MATERIAL SHOWN:
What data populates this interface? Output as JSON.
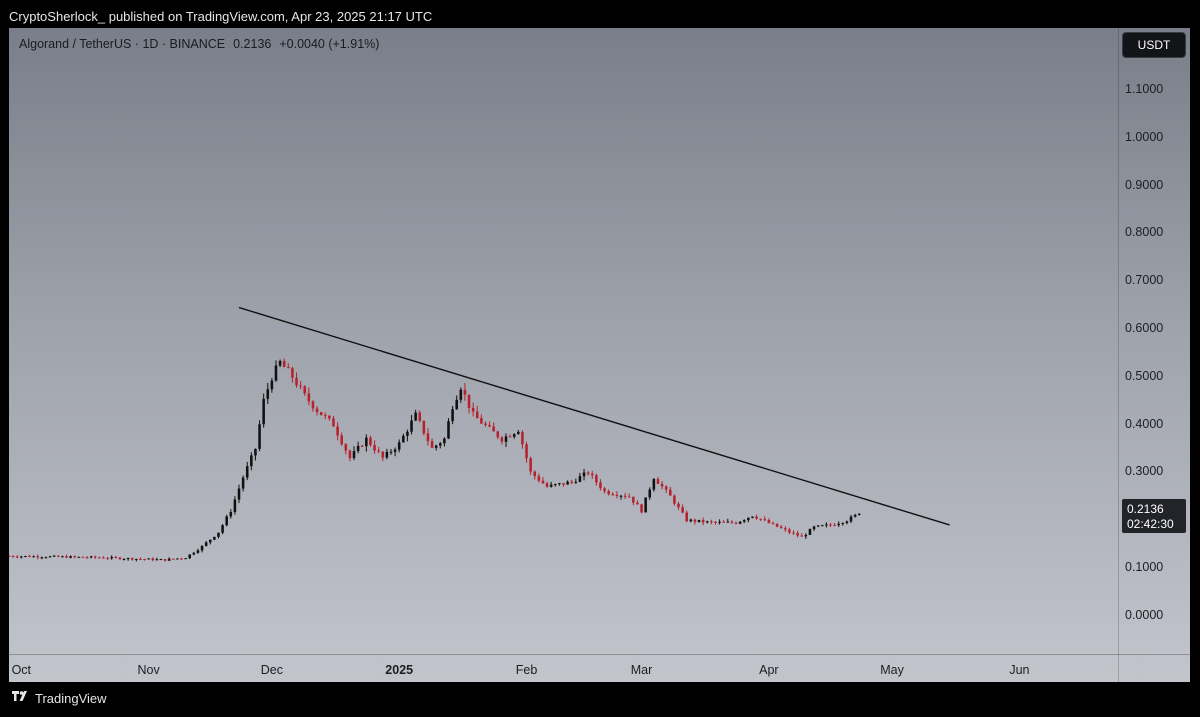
{
  "header": {
    "text": "CryptoSherlock_ published on TradingView.com, Apr 23, 2025 21:17 UTC"
  },
  "legend": {
    "symbol": "Algorand / TetherUS · 1D · BINANCE",
    "last": "0.2136",
    "change": "+0.0040 (+1.91%)"
  },
  "currency_button": "USDT",
  "price_tag": {
    "price": "0.2136",
    "countdown": "02:42:30"
  },
  "footer": {
    "brand": "TradingView"
  },
  "colors": {
    "up": "#111111",
    "down": "#b5222e",
    "trendline": "#111111"
  },
  "chart_data": {
    "type": "candlestick",
    "title": "Algorand / TetherUS · 1D · BINANCE",
    "ylim": [
      -0.08,
      1.23
    ],
    "y_ticks": [
      "1.1000",
      "1.0000",
      "0.9000",
      "0.8000",
      "0.7000",
      "0.6000",
      "0.5000",
      "0.4000",
      "0.3000",
      "0.2000",
      "0.1000",
      "0.0000"
    ],
    "x_ticks": [
      {
        "label": "Oct",
        "date": "2024-10-01",
        "bold": false
      },
      {
        "label": "Nov",
        "date": "2024-11-01",
        "bold": false
      },
      {
        "label": "Dec",
        "date": "2024-12-01",
        "bold": false
      },
      {
        "label": "2025",
        "date": "2025-01-01",
        "bold": true
      },
      {
        "label": "Feb",
        "date": "2025-02-01",
        "bold": false
      },
      {
        "label": "Mar",
        "date": "2025-03-01",
        "bold": false
      },
      {
        "label": "Apr",
        "date": "2025-04-01",
        "bold": false
      },
      {
        "label": "May",
        "date": "2025-05-01",
        "bold": false
      },
      {
        "label": "Jun",
        "date": "2025-06-01",
        "bold": false
      }
    ],
    "x_range": [
      "2024-09-28",
      "2025-06-25"
    ],
    "close_path": [
      [
        "2024-09-28",
        0.125
      ],
      [
        "2024-10-20",
        0.122
      ],
      [
        "2024-11-05",
        0.117
      ],
      [
        "2024-11-10",
        0.122
      ],
      [
        "2024-11-14",
        0.145
      ],
      [
        "2024-11-18",
        0.175
      ],
      [
        "2024-11-21",
        0.22
      ],
      [
        "2024-11-24",
        0.29
      ],
      [
        "2024-11-27",
        0.35
      ],
      [
        "2024-11-29",
        0.45
      ],
      [
        "2024-12-01",
        0.5
      ],
      [
        "2024-12-03",
        0.53
      ],
      [
        "2024-12-06",
        0.5
      ],
      [
        "2024-12-09",
        0.46
      ],
      [
        "2024-12-12",
        0.43
      ],
      [
        "2024-12-16",
        0.4
      ],
      [
        "2024-12-20",
        0.33
      ],
      [
        "2024-12-24",
        0.37
      ],
      [
        "2024-12-28",
        0.33
      ],
      [
        "2025-01-01",
        0.36
      ],
      [
        "2025-01-05",
        0.42
      ],
      [
        "2025-01-09",
        0.35
      ],
      [
        "2025-01-12",
        0.37
      ],
      [
        "2025-01-14",
        0.44
      ],
      [
        "2025-01-16",
        0.48
      ],
      [
        "2025-01-19",
        0.42
      ],
      [
        "2025-01-23",
        0.39
      ],
      [
        "2025-01-26",
        0.37
      ],
      [
        "2025-01-30",
        0.39
      ],
      [
        "2025-02-02",
        0.3
      ],
      [
        "2025-02-06",
        0.27
      ],
      [
        "2025-02-12",
        0.28
      ],
      [
        "2025-02-16",
        0.3
      ],
      [
        "2025-02-20",
        0.26
      ],
      [
        "2025-02-26",
        0.25
      ],
      [
        "2025-03-01",
        0.22
      ],
      [
        "2025-03-04",
        0.29
      ],
      [
        "2025-03-08",
        0.25
      ],
      [
        "2025-03-12",
        0.2
      ],
      [
        "2025-03-18",
        0.195
      ],
      [
        "2025-03-24",
        0.195
      ],
      [
        "2025-03-28",
        0.21
      ],
      [
        "2025-04-02",
        0.19
      ],
      [
        "2025-04-06",
        0.175
      ],
      [
        "2025-04-09",
        0.165
      ],
      [
        "2025-04-12",
        0.185
      ],
      [
        "2025-04-16",
        0.19
      ],
      [
        "2025-04-20",
        0.2
      ],
      [
        "2025-04-23",
        0.2136
      ]
    ],
    "trendline": {
      "start": [
        "2024-11-23",
        0.645
      ],
      "end": [
        "2025-05-15",
        0.19
      ]
    }
  }
}
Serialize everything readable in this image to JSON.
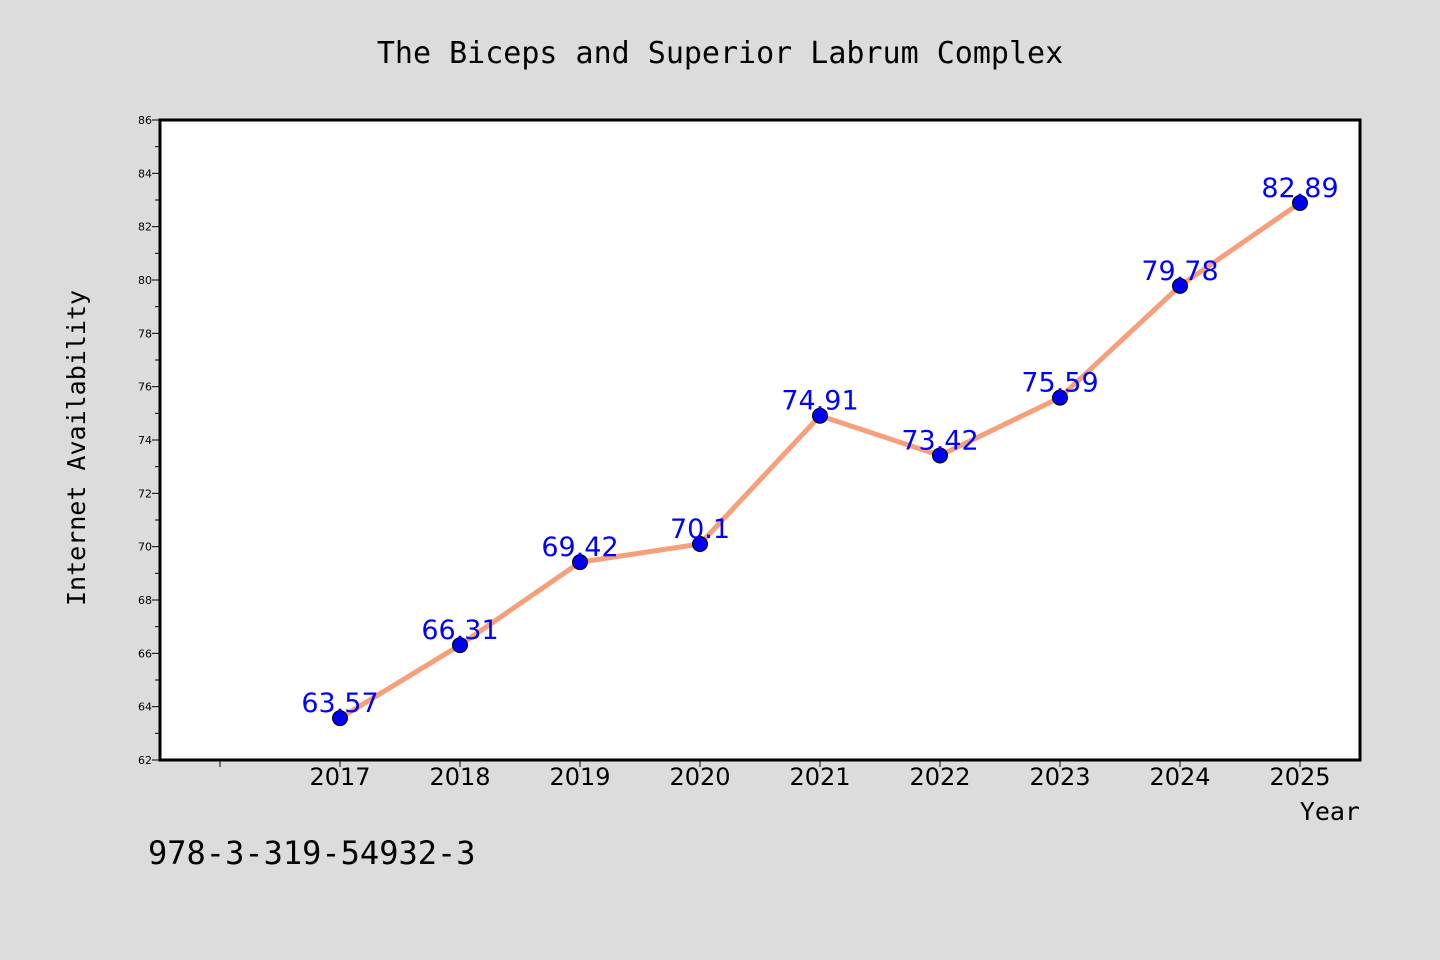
{
  "chart_data": {
    "type": "line",
    "title": "The Biceps and Superior Labrum Complex",
    "xlabel": "Year",
    "ylabel": "Internet Availability",
    "categories": [
      "2017",
      "2018",
      "2019",
      "2020",
      "2021",
      "2022",
      "2023",
      "2024",
      "2025"
    ],
    "series": [
      {
        "values": [
          63.57,
          66.31,
          69.42,
          70.1,
          74.91,
          73.42,
          75.59,
          79.78,
          82.89
        ],
        "line_color": "#f5a07a",
        "marker_color": "#0000ee",
        "label_color": "#0000ff"
      }
    ],
    "data_labels": [
      "63.57",
      "66.31",
      "69.42",
      "70.1",
      "74.91",
      "73.42",
      "75.59",
      "79.78",
      "82.89"
    ],
    "ylim": [
      62,
      86
    ],
    "yticks": [
      "62",
      "64",
      "66",
      "68",
      "70",
      "72",
      "74",
      "76",
      "78",
      "80",
      "82",
      "84",
      "86"
    ],
    "grid": false,
    "legend": "none"
  },
  "footer_code": "978-3-319-54932-3",
  "colors": {
    "background": "#dcdcdc",
    "plot_background": "#ffffff",
    "axis": "#000000"
  }
}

GIVEN REQUEST: Repeat all of the entries word for word, but omit the pictures.

SOLUTION BELOW:
What data populates this interface? Output as JSON.
{
  "header": {
    "text": "CryptoSherlock_ published on TradingView.com, Apr 23, 2025 21:17 UTC"
  },
  "legend": {
    "symbol": "Algorand / TetherUS · 1D · BINANCE",
    "last": "0.2136",
    "change": "+0.0040 (+1.91%)"
  },
  "currency_button": "USDT",
  "price_tag": {
    "price": "0.2136",
    "countdown": "02:42:30"
  },
  "footer": {
    "brand": "TradingView"
  },
  "colors": {
    "up": "#111111",
    "down": "#b5222e",
    "trendline": "#111111"
  },
  "chart_data": {
    "type": "candlestick",
    "title": "Algorand / TetherUS · 1D · BINANCE",
    "ylim": [
      -0.08,
      1.23
    ],
    "y_ticks": [
      "1.1000",
      "1.0000",
      "0.9000",
      "0.8000",
      "0.7000",
      "0.6000",
      "0.5000",
      "0.4000",
      "0.3000",
      "0.2000",
      "0.1000",
      "0.0000"
    ],
    "x_ticks": [
      {
        "label": "Oct",
        "date": "2024-10-01",
        "bold": false
      },
      {
        "label": "Nov",
        "date": "2024-11-01",
        "bold": false
      },
      {
        "label": "Dec",
        "date": "2024-12-01",
        "bold": false
      },
      {
        "label": "2025",
        "date": "2025-01-01",
        "bold": true
      },
      {
        "label": "Feb",
        "date": "2025-02-01",
        "bold": false
      },
      {
        "label": "Mar",
        "date": "2025-03-01",
        "bold": false
      },
      {
        "label": "Apr",
        "date": "2025-04-01",
        "bold": false
      },
      {
        "label": "May",
        "date": "2025-05-01",
        "bold": false
      },
      {
        "label": "Jun",
        "date": "2025-06-01",
        "bold": false
      }
    ],
    "x_range": [
      "2024-09-28",
      "2025-06-25"
    ],
    "close_path": [
      [
        "2024-09-28",
        0.125
      ],
      [
        "2024-10-20",
        0.122
      ],
      [
        "2024-11-05",
        0.117
      ],
      [
        "2024-11-10",
        0.122
      ],
      [
        "2024-11-14",
        0.145
      ],
      [
        "2024-11-18",
        0.175
      ],
      [
        "2024-11-21",
        0.22
      ],
      [
        "2024-11-24",
        0.29
      ],
      [
        "2024-11-27",
        0.35
      ],
      [
        "2024-11-29",
        0.45
      ],
      [
        "2024-12-01",
        0.5
      ],
      [
        "2024-12-03",
        0.53
      ],
      [
        "2024-12-06",
        0.5
      ],
      [
        "2024-12-09",
        0.46
      ],
      [
        "2024-12-12",
        0.43
      ],
      [
        "2024-12-16",
        0.4
      ],
      [
        "2024-12-20",
        0.33
      ],
      [
        "2024-12-24",
        0.37
      ],
      [
        "2024-12-28",
        0.33
      ],
      [
        "2025-01-01",
        0.36
      ],
      [
        "2025-01-05",
        0.42
      ],
      [
        "2025-01-09",
        0.35
      ],
      [
        "2025-01-12",
        0.37
      ],
      [
        "2025-01-14",
        0.44
      ],
      [
        "2025-01-16",
        0.48
      ],
      [
        "2025-01-19",
        0.42
      ],
      [
        "2025-01-23",
        0.39
      ],
      [
        "2025-01-26",
        0.37
      ],
      [
        "2025-01-30",
        0.39
      ],
      [
        "2025-02-02",
        0.3
      ],
      [
        "2025-02-06",
        0.27
      ],
      [
        "2025-02-12",
        0.28
      ],
      [
        "2025-02-16",
        0.3
      ],
      [
        "2025-02-20",
        0.26
      ],
      [
        "2025-02-26",
        0.25
      ],
      [
        "2025-03-01",
        0.22
      ],
      [
        "2025-03-04",
        0.29
      ],
      [
        "2025-03-08",
        0.25
      ],
      [
        "2025-03-12",
        0.2
      ],
      [
        "2025-03-18",
        0.195
      ],
      [
        "2025-03-24",
        0.195
      ],
      [
        "2025-03-28",
        0.21
      ],
      [
        "2025-04-02",
        0.19
      ],
      [
        "2025-04-06",
        0.175
      ],
      [
        "2025-04-09",
        0.165
      ],
      [
        "2025-04-12",
        0.185
      ],
      [
        "2025-04-16",
        0.19
      ],
      [
        "2025-04-20",
        0.2
      ],
      [
        "2025-04-23",
        0.2136
      ]
    ],
    "trendline": {
      "start": [
        "2024-11-23",
        0.645
      ],
      "end": [
        "2025-05-15",
        0.19
      ]
    }
  }
}
Serialize everything readable in this image to JSON.
{
  "chart_data": {
    "type": "line",
    "title": "The Biceps and Superior Labrum Complex",
    "xlabel": "Year",
    "ylabel": "Internet Availability",
    "categories": [
      "2017",
      "2018",
      "2019",
      "2020",
      "2021",
      "2022",
      "2023",
      "2024",
      "2025"
    ],
    "series": [
      {
        "values": [
          63.57,
          66.31,
          69.42,
          70.1,
          74.91,
          73.42,
          75.59,
          79.78,
          82.89
        ],
        "line_color": "#f5a07a",
        "marker_color": "#0000ee",
        "label_color": "#0000ff"
      }
    ],
    "data_labels": [
      "63.57",
      "66.31",
      "69.42",
      "70.1",
      "74.91",
      "73.42",
      "75.59",
      "79.78",
      "82.89"
    ],
    "ylim": [
      62,
      86
    ],
    "yticks": [
      "62",
      "64",
      "66",
      "68",
      "70",
      "72",
      "74",
      "76",
      "78",
      "80",
      "82",
      "84",
      "86"
    ],
    "grid": false,
    "legend": "none"
  },
  "footer_code": "978-3-319-54932-3",
  "colors": {
    "background": "#dcdcdc",
    "plot_background": "#ffffff",
    "axis": "#000000"
  }
}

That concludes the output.